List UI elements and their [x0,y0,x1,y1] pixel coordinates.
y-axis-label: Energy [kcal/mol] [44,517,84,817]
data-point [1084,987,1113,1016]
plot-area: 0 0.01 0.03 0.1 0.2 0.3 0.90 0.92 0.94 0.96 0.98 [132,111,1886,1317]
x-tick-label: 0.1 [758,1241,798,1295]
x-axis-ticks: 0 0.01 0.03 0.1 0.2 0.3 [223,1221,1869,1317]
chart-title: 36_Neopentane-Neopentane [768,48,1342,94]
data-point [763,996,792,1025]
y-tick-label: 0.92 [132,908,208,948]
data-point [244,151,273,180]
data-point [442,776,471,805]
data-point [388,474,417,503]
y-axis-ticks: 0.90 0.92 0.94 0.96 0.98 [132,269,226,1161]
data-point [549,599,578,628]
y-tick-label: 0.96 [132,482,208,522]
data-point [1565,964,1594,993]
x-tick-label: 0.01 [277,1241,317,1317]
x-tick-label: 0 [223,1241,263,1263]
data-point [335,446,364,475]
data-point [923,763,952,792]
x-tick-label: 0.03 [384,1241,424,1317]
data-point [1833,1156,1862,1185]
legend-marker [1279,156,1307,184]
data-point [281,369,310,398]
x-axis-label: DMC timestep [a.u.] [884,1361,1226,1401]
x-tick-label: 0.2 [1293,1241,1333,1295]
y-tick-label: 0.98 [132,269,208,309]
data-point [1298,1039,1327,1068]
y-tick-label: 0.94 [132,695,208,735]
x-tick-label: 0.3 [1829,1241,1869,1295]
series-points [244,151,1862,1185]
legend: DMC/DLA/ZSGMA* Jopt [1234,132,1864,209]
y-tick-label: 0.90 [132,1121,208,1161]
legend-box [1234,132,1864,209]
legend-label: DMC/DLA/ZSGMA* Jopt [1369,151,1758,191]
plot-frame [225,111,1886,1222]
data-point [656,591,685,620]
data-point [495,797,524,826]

Task prompt –
Reproduce the entries above, swapping "data-point" for "plot-marker" at every occurrence and keeping everything else unchanged.

Final result –
List UI elements and their [x0,y0,x1,y1] pixel coordinates.
y-axis-label: Energy [kcal/mol] [44,517,84,817]
plot-marker [1084,987,1113,1016]
plot-area: 0 0.01 0.03 0.1 0.2 0.3 0.90 0.92 0.94 0.96 0.98 [132,111,1886,1317]
x-tick-label: 0.1 [758,1241,798,1295]
x-axis-ticks: 0 0.01 0.03 0.1 0.2 0.3 [223,1221,1869,1317]
chart-title: 36_Neopentane-Neopentane [768,48,1342,94]
plot-marker [763,996,792,1025]
y-tick-label: 0.92 [132,908,208,948]
plot-marker [244,151,273,180]
plot-marker [442,776,471,805]
plot-marker [388,474,417,503]
y-axis-ticks: 0.90 0.92 0.94 0.96 0.98 [132,269,226,1161]
plot-marker [549,599,578,628]
y-tick-label: 0.96 [132,482,208,522]
plot-marker [1565,964,1594,993]
x-tick-label: 0.01 [277,1241,317,1317]
x-tick-label: 0 [223,1241,263,1263]
plot-marker [335,446,364,475]
plot-marker [923,763,952,792]
x-tick-label: 0.03 [384,1241,424,1317]
plot-marker [1833,1156,1862,1185]
legend-marker [1279,156,1307,184]
plot-marker [281,369,310,398]
x-axis-label: DMC timestep [a.u.] [884,1361,1226,1401]
x-tick-label: 0.2 [1293,1241,1333,1295]
y-tick-label: 0.98 [132,269,208,309]
plot-marker [1298,1039,1327,1068]
y-tick-label: 0.94 [132,695,208,735]
x-tick-label: 0.3 [1829,1241,1869,1295]
series-points [244,151,1862,1185]
legend: DMC/DLA/ZSGMA* Jopt [1234,132,1864,209]
y-tick-label: 0.90 [132,1121,208,1161]
legend-box [1234,132,1864,209]
legend-label: DMC/DLA/ZSGMA* Jopt [1369,151,1758,191]
plot-frame [225,111,1886,1222]
plot-marker [656,591,685,620]
plot-marker [495,797,524,826]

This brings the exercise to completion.